◆ Task description ◆
Collect every line below that contains the word "circumference".

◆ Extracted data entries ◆
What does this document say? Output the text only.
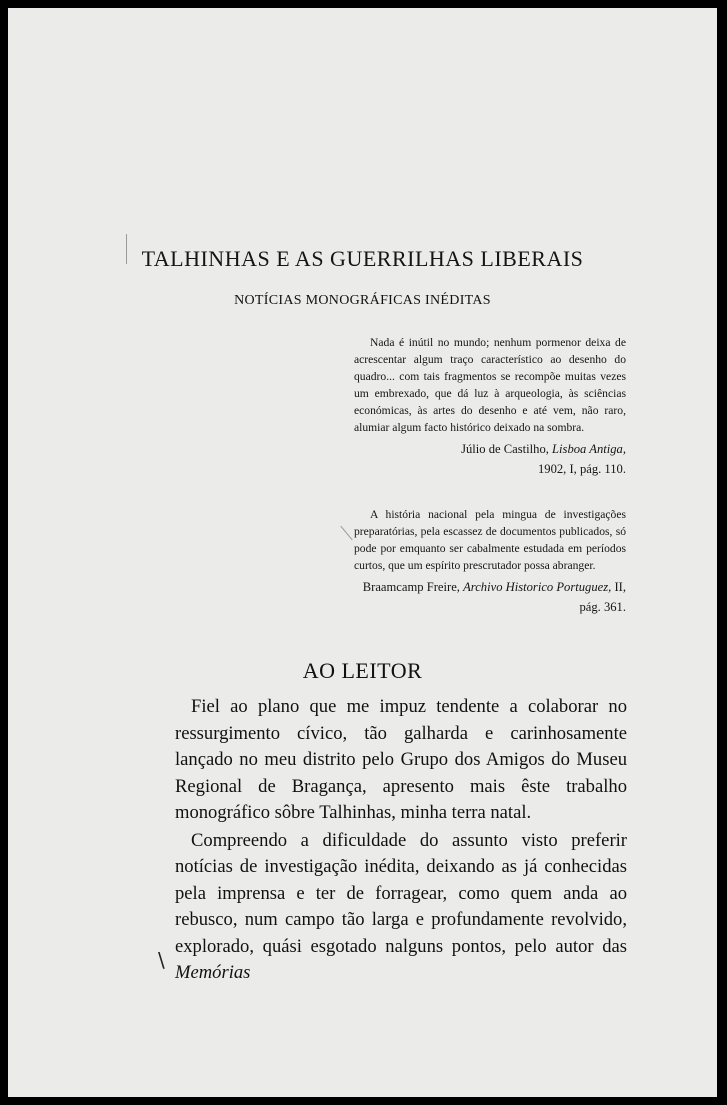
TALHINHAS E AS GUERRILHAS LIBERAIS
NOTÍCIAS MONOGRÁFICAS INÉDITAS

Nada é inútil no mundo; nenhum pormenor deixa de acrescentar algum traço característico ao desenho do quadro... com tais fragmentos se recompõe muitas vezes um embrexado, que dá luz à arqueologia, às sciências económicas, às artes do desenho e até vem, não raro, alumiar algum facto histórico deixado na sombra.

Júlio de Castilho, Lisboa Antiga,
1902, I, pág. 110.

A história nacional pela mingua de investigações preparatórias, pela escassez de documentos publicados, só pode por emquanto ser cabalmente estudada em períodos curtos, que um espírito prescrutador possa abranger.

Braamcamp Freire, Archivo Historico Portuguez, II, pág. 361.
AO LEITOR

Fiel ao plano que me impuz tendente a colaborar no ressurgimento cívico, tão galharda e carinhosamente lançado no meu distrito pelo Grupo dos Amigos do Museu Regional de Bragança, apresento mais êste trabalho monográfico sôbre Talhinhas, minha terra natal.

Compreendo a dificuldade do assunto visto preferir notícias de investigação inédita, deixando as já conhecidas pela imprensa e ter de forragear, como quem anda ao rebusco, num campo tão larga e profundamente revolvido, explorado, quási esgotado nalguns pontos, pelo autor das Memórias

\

* * *

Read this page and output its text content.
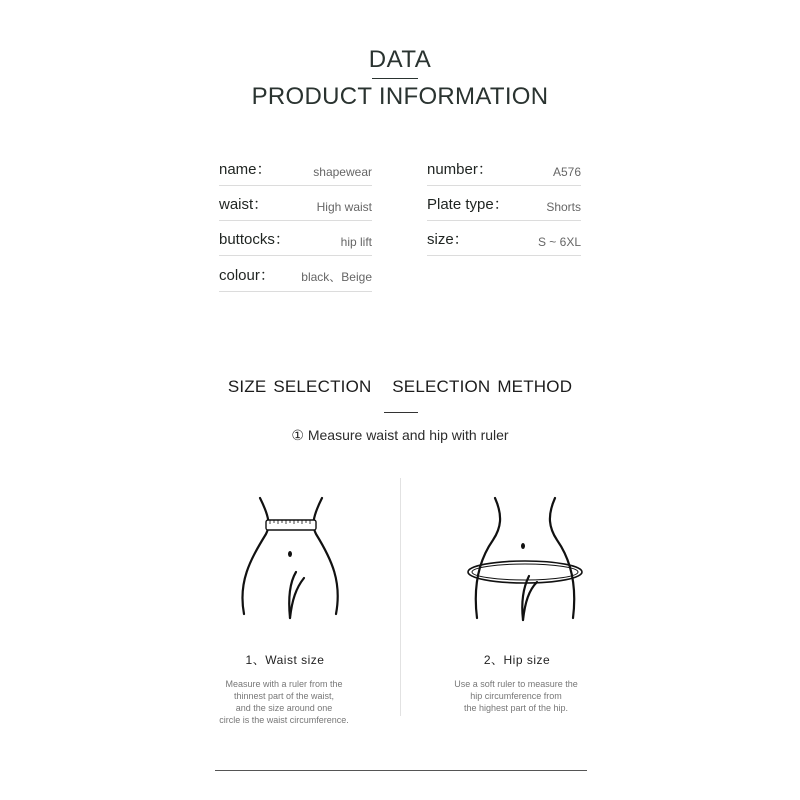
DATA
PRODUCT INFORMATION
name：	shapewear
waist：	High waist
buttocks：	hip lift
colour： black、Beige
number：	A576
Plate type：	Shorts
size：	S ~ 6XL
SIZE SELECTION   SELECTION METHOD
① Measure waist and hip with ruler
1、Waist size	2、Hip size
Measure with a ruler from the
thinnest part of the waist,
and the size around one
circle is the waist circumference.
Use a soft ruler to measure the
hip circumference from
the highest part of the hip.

◆ The output ◆
circle is the waist circumference.
hip circumference from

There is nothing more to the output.